Information provided:

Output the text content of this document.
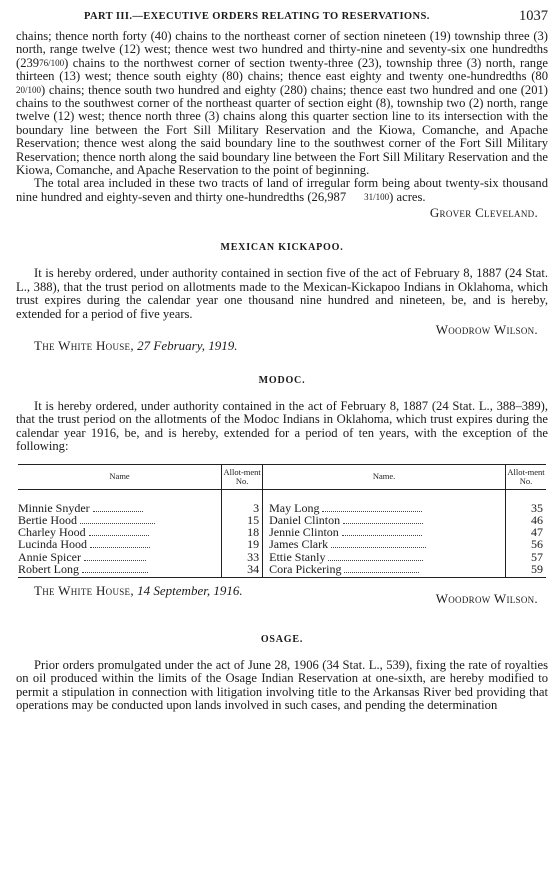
PART III.—EXECUTIVE ORDERS RELATING TO RESERVATIONS.	1037

chains; thence north forty (40) chains to the northeast corner of section nineteen (19) township three (3) north, range twelve (12) west; thence west two hundred and thirty-nine and seventy-six one hundredths (23976/100) chains to the northwest corner of section twenty-three (23), township three (3) north, range thirteen (13) west; thence south eighty (80) chains; thence east eighty and twenty one-hundredths (8020/100) chains; thence south two hundred and eighty (280) chains; thence east two hundred and one (201) chains to the southwest corner of the northeast quarter of section eight (8), township two (2) north, range twelve (12) west; thence north three (3) chains along this quarter section line to its intersection with the boundary line between the Fort Sill Military Reservation and the Kiowa, Comanche, and Apache Reservation; thence west along the said boundary line to the southwest corner of the Fort Sill Military Reservation; thence north along the said boundary line between the Fort Sill Military Reservation and the Kiowa, Comanche, and Apache Reservation to the point of beginning.

The total area included in these two tracts of land of irregular form being about twenty-six thousand nine hundred and eighty-seven and thirty one-hundredths (26,987 31/100) acres.

Grover Cleveland.

MEXICAN KICKAPOO.

It is hereby ordered, under authority contained in section five of the act of February 8, 1887 (24 Stat. L., 388), that the trust period on allotments made to the Mexican-Kickapoo Indians in Oklahoma, which trust expires during the calendar year one thousand nine hundred and nineteen, be, and is hereby, extended for a period of five years.

Woodrow Wilson.
The White House, 27 February, 1919.

MODOC.

It is hereby ordered, under authority contained in the act of February 8, 1887 (24 Stat. L., 388–389), that the trust period on the allotments of the Modoc Indians in Oklahoma, which trust expires during the calendar year 1916, be, and is hereby, extended for a period of ten years, with the exception of the following:

Name	Allot-ment No.	Name.	Allot-ment No.

Minnie Snyder	3	May Long	35
Bertie Hood	15	Daniel Clinton	46
Charley Hood	18	Jennie Clinton	47
Lucinda Hood	19	James Clark	56
Annie Spicer	33	Ettie Stanly	57
Robert Long	34	Cora Pickering	59
Woodrow Wilson.
The White House, 14 September, 1916.

OSAGE.

Prior orders promulgated under the act of June 28, 1906 (34 Stat. L., 539), fixing the rate of royalties on oil produced within the limits of the Osage Indian Reservation at one-sixth, are hereby modified to permit a stipulation in connection with litigation involving title to the Arkansas River bed providing that operations may be conducted upon lands involved in such cases, and pending the determination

Exercise prompt:
Copy out the lines that hold "White".

Written reply:
The White House, 27 February, 1919.
The White House, 14 September, 1916.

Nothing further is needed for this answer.